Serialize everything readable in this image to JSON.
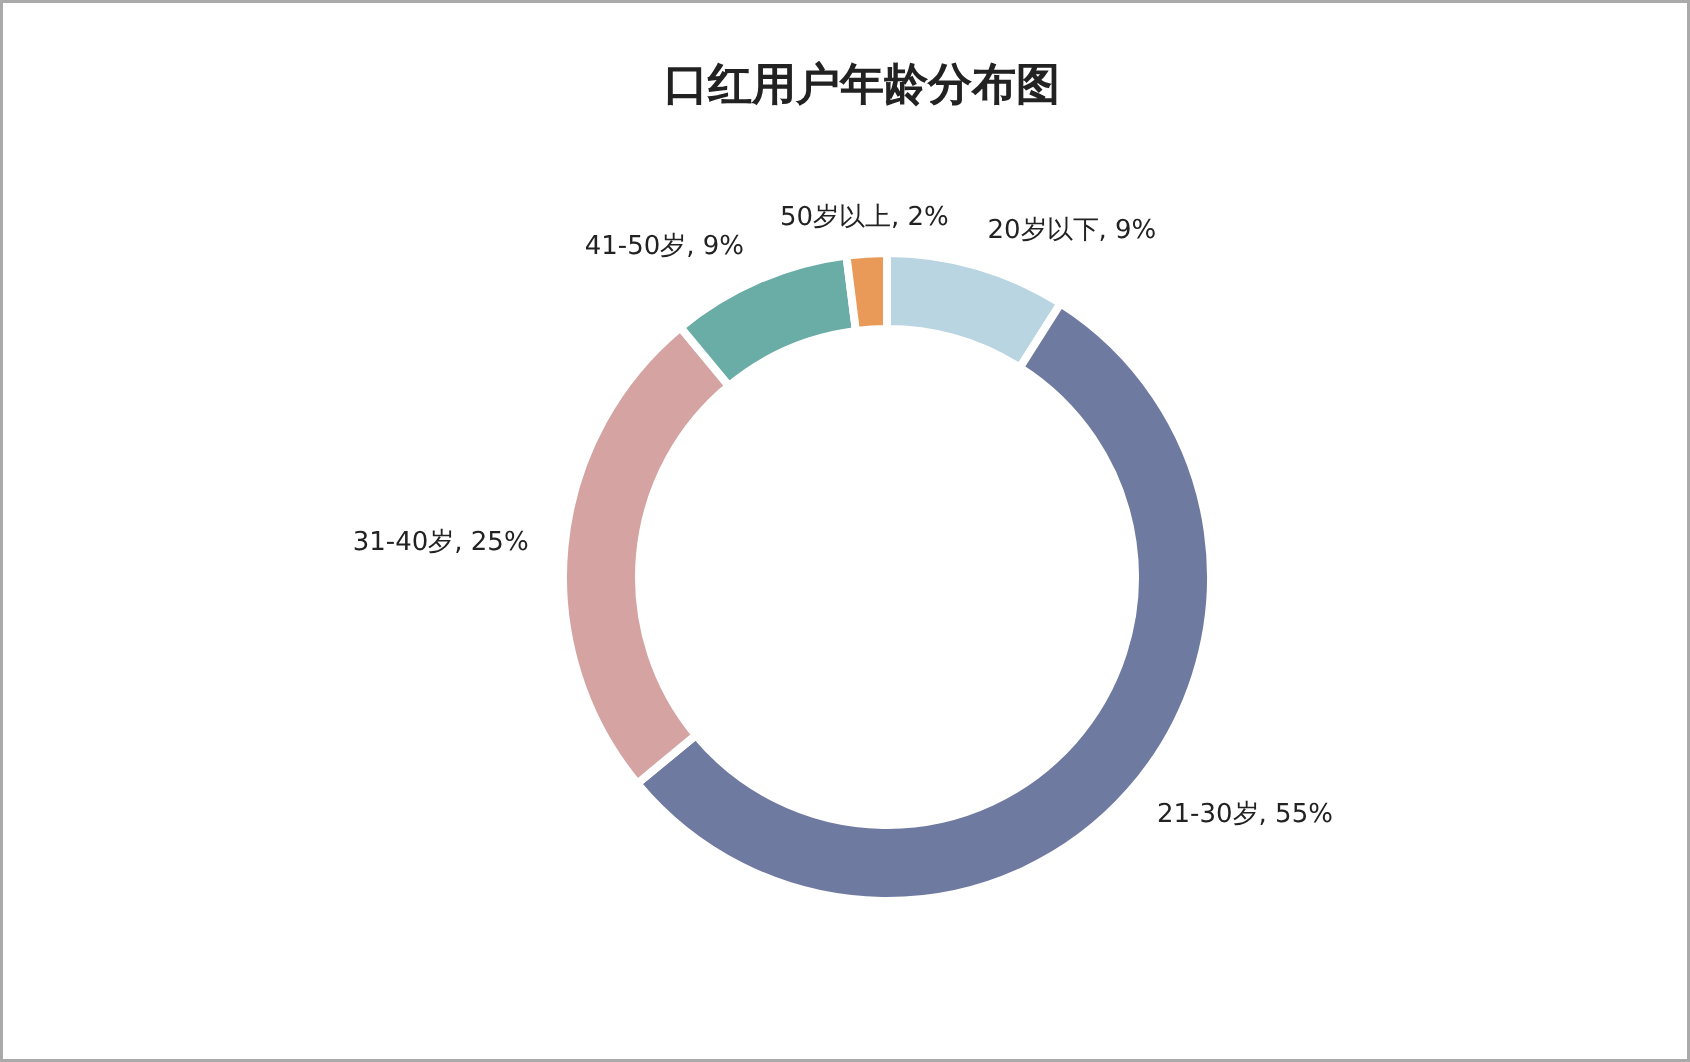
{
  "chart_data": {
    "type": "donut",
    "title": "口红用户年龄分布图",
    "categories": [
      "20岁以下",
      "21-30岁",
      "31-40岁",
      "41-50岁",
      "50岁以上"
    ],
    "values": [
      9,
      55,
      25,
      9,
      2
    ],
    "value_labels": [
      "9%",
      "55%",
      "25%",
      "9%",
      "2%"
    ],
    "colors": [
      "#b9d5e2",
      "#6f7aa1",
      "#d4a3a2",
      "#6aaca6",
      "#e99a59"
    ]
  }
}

● ● ●

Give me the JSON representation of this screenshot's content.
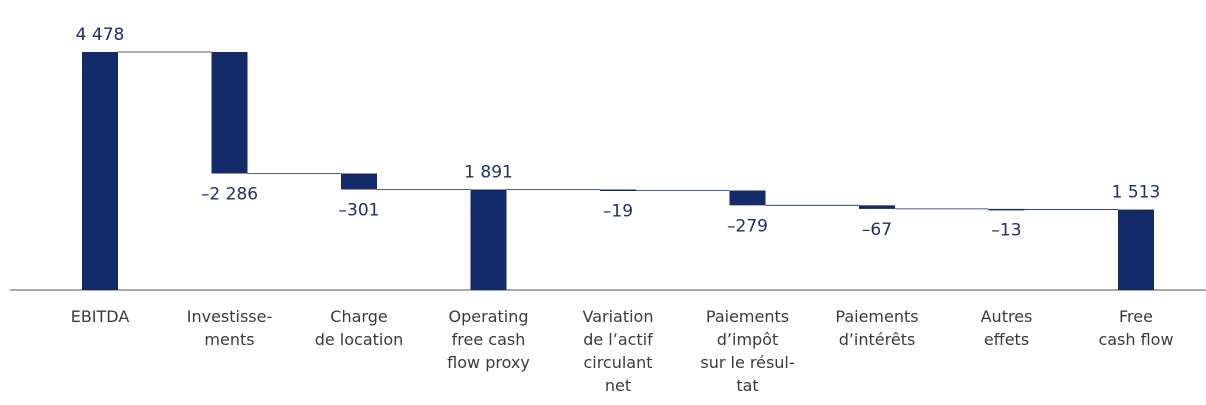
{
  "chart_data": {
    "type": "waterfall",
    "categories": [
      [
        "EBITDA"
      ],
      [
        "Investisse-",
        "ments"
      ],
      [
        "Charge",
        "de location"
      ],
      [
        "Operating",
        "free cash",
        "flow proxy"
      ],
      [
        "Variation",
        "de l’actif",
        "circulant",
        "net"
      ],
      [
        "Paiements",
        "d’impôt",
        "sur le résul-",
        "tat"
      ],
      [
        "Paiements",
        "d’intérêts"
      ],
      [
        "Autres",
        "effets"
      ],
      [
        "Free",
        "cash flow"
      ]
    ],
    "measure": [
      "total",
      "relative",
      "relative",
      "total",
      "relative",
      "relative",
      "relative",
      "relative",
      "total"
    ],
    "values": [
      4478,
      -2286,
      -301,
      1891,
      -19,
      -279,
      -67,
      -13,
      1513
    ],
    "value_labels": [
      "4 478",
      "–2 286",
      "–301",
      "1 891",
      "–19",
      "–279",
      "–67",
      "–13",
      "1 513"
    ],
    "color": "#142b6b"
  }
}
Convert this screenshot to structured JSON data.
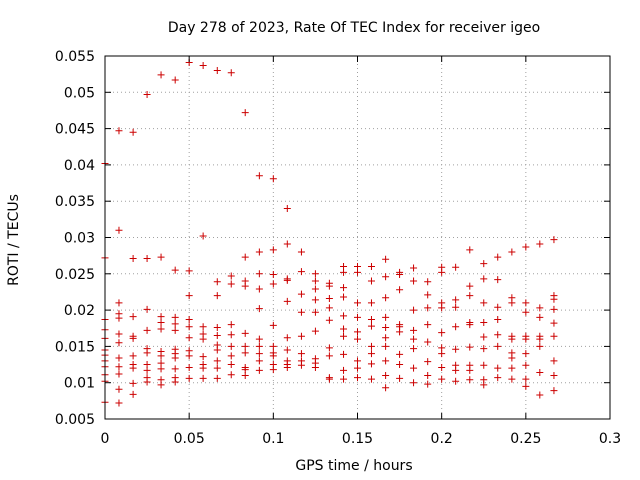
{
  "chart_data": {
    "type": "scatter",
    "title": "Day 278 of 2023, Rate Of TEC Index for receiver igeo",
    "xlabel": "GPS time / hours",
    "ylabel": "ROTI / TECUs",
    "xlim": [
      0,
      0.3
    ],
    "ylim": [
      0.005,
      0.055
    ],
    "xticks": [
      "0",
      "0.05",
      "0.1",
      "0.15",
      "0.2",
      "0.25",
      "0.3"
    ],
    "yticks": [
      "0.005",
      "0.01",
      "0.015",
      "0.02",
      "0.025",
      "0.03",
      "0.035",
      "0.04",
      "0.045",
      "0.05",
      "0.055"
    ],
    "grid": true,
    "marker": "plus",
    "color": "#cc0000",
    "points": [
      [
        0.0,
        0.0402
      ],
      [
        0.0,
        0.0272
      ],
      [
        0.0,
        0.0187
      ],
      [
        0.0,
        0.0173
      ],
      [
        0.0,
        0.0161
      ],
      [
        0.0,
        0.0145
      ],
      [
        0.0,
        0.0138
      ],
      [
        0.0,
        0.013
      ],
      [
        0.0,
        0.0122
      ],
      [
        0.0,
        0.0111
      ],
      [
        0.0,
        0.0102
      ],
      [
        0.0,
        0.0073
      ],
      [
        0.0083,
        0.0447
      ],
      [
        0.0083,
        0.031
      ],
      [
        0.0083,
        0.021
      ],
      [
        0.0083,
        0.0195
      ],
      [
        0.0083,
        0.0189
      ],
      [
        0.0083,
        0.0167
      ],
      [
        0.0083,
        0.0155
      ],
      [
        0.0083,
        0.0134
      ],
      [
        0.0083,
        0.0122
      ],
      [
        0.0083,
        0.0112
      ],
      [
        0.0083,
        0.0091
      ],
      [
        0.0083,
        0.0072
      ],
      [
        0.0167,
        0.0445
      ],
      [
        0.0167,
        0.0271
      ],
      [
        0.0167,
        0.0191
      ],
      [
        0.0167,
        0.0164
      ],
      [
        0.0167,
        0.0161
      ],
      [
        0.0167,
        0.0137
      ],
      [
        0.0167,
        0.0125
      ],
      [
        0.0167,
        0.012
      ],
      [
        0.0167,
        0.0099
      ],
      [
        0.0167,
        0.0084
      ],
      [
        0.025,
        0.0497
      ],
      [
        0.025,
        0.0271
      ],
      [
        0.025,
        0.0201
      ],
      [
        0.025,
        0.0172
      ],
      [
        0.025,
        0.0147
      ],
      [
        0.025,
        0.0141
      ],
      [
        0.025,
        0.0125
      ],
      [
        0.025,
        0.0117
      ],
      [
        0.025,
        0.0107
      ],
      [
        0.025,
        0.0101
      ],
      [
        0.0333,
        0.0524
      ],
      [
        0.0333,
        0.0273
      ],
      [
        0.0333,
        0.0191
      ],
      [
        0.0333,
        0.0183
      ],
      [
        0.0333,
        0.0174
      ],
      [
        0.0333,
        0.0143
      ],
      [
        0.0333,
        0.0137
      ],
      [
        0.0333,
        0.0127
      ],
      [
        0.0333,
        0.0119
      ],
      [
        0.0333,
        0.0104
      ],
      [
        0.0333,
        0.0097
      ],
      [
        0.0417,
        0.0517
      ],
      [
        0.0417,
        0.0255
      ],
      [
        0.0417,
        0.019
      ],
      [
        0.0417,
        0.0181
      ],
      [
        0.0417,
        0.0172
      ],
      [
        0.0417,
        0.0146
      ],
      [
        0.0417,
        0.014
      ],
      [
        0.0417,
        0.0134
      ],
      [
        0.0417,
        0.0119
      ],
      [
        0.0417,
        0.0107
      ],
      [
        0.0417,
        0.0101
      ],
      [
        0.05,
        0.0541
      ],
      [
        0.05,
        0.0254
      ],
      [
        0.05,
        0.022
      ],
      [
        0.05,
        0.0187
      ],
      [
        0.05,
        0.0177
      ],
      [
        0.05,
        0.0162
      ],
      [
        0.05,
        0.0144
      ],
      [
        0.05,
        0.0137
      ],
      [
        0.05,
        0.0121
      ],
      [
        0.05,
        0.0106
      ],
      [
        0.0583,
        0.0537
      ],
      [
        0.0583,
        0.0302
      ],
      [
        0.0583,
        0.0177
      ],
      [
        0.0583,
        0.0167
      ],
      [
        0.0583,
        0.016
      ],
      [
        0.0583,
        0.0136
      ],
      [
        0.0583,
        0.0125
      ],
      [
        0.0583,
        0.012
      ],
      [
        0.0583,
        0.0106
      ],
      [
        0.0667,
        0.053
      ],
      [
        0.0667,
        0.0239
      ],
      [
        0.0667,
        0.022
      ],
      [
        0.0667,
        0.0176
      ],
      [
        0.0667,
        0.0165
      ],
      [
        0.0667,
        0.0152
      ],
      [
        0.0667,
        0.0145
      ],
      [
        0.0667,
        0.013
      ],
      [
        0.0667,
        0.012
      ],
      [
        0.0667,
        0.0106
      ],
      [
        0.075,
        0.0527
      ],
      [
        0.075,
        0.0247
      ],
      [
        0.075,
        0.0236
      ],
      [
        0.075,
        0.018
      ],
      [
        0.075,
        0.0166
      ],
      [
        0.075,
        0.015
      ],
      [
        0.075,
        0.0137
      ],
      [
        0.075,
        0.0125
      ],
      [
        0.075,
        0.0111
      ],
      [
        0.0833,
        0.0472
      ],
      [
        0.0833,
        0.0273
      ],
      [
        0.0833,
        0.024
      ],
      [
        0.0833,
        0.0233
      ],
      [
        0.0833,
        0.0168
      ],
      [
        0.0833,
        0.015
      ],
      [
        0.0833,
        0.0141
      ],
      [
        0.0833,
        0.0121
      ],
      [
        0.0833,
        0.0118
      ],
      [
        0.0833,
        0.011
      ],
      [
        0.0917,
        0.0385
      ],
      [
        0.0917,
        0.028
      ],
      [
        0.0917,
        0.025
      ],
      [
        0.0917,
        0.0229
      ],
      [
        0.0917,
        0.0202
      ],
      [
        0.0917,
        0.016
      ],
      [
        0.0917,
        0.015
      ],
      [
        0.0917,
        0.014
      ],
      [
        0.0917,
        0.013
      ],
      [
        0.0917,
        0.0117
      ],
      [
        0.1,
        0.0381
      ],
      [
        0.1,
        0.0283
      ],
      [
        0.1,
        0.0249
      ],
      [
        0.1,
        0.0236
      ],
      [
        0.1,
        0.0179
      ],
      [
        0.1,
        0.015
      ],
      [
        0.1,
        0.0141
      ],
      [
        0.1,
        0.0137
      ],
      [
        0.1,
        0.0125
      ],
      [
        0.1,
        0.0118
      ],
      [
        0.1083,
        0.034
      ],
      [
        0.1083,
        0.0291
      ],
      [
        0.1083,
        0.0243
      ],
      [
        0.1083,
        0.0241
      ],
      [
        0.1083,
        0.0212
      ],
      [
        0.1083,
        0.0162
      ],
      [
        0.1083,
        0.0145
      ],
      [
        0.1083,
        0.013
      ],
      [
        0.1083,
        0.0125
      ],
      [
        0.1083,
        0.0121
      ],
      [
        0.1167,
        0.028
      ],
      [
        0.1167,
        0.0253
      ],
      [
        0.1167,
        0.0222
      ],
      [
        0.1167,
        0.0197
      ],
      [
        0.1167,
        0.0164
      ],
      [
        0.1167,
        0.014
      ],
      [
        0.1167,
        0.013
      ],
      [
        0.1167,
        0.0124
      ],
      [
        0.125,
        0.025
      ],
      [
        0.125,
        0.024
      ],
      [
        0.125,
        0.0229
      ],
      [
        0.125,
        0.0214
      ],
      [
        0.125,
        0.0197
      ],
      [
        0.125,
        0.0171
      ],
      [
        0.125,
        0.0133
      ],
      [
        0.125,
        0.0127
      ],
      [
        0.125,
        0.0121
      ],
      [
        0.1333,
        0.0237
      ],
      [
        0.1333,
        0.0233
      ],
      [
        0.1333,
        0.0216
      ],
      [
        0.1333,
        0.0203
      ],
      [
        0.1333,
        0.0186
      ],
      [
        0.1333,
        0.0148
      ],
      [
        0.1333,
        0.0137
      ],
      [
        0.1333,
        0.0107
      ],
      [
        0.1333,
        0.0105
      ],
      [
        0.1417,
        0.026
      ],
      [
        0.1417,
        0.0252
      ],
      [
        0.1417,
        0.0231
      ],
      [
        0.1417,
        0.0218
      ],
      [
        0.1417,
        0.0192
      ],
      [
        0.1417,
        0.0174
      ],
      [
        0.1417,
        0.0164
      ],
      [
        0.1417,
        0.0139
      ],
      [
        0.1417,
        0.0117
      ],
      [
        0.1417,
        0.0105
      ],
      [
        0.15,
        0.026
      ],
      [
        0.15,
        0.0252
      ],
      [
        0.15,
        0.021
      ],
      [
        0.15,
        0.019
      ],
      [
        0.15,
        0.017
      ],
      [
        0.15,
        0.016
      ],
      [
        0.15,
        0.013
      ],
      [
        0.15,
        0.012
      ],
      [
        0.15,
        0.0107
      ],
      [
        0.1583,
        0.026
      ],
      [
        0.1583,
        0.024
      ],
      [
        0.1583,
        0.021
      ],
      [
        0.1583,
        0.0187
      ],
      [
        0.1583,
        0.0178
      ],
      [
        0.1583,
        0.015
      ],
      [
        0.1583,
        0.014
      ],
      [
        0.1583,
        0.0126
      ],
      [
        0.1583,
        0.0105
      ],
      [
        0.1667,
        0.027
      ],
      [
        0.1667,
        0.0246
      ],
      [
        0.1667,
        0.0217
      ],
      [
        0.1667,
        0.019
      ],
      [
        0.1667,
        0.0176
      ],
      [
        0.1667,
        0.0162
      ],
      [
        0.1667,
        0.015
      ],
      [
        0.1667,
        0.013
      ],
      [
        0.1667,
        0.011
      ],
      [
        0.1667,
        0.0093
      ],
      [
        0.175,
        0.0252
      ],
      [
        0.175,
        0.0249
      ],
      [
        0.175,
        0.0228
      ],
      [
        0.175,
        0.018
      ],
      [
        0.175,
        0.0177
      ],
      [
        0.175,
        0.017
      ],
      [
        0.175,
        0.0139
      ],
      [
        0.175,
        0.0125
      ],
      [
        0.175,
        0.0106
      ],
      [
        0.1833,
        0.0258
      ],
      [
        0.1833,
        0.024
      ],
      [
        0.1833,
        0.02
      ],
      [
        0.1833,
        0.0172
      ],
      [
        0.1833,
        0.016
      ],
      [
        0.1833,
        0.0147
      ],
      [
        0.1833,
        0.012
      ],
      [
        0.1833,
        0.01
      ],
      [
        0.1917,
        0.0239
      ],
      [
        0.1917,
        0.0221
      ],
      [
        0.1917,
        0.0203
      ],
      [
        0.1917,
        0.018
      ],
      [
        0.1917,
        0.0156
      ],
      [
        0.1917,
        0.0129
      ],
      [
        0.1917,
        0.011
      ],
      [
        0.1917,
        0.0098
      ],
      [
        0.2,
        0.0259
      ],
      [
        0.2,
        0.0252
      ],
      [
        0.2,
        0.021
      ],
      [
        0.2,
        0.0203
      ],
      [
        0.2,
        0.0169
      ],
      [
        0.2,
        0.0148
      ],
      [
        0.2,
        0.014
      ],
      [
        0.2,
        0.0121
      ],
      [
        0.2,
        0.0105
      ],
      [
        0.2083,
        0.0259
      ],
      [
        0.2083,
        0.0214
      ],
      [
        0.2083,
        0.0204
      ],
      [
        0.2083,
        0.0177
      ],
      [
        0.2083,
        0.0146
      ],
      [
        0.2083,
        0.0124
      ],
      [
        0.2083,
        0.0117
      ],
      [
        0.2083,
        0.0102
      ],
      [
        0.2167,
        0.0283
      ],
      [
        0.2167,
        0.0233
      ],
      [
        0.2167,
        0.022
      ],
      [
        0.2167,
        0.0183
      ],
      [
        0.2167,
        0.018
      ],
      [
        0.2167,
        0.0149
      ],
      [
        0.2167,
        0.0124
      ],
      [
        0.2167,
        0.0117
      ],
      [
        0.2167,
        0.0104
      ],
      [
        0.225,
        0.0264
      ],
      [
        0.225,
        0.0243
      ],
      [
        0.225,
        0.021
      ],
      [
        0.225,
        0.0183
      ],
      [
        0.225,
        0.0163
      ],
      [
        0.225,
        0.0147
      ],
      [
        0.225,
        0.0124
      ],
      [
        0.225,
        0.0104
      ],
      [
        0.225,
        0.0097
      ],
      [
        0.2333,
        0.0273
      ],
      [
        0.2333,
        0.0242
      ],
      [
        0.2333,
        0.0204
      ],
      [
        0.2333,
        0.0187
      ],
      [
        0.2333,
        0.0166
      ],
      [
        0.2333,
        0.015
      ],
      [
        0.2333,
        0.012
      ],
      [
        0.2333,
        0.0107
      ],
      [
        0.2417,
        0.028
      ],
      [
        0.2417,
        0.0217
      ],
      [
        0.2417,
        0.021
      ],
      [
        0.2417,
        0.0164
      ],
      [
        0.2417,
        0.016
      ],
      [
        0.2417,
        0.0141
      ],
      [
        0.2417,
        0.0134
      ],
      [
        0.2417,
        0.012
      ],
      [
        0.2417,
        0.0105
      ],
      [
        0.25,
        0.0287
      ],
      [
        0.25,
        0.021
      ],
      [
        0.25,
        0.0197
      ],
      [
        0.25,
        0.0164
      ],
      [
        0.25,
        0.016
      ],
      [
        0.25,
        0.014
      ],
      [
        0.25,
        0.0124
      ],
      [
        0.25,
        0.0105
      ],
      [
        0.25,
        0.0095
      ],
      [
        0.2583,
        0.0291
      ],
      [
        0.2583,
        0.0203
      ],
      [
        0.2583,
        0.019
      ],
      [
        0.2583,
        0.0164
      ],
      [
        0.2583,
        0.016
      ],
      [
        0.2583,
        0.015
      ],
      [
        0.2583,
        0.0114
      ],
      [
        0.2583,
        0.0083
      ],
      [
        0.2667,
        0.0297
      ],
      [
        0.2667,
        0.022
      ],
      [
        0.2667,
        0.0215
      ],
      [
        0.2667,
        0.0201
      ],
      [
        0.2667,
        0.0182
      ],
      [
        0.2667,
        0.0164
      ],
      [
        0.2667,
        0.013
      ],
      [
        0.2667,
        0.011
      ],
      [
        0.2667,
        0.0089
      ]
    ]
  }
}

● ● ●

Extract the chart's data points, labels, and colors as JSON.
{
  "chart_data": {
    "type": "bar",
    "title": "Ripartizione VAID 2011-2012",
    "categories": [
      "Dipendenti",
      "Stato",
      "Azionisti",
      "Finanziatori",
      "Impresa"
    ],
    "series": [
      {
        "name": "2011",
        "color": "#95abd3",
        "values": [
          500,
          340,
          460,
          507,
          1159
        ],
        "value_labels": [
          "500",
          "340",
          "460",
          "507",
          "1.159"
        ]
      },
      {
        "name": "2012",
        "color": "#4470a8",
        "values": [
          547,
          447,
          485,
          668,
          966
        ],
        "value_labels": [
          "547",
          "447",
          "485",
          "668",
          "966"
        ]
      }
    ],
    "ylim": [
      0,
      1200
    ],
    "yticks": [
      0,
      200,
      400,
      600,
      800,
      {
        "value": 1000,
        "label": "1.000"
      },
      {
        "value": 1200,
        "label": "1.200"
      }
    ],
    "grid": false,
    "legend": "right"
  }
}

● ● ●

**What you need to do**
Provide the number of lines in these entries that hold the word "screenshot", without any accompanying text.

**Written answer**
2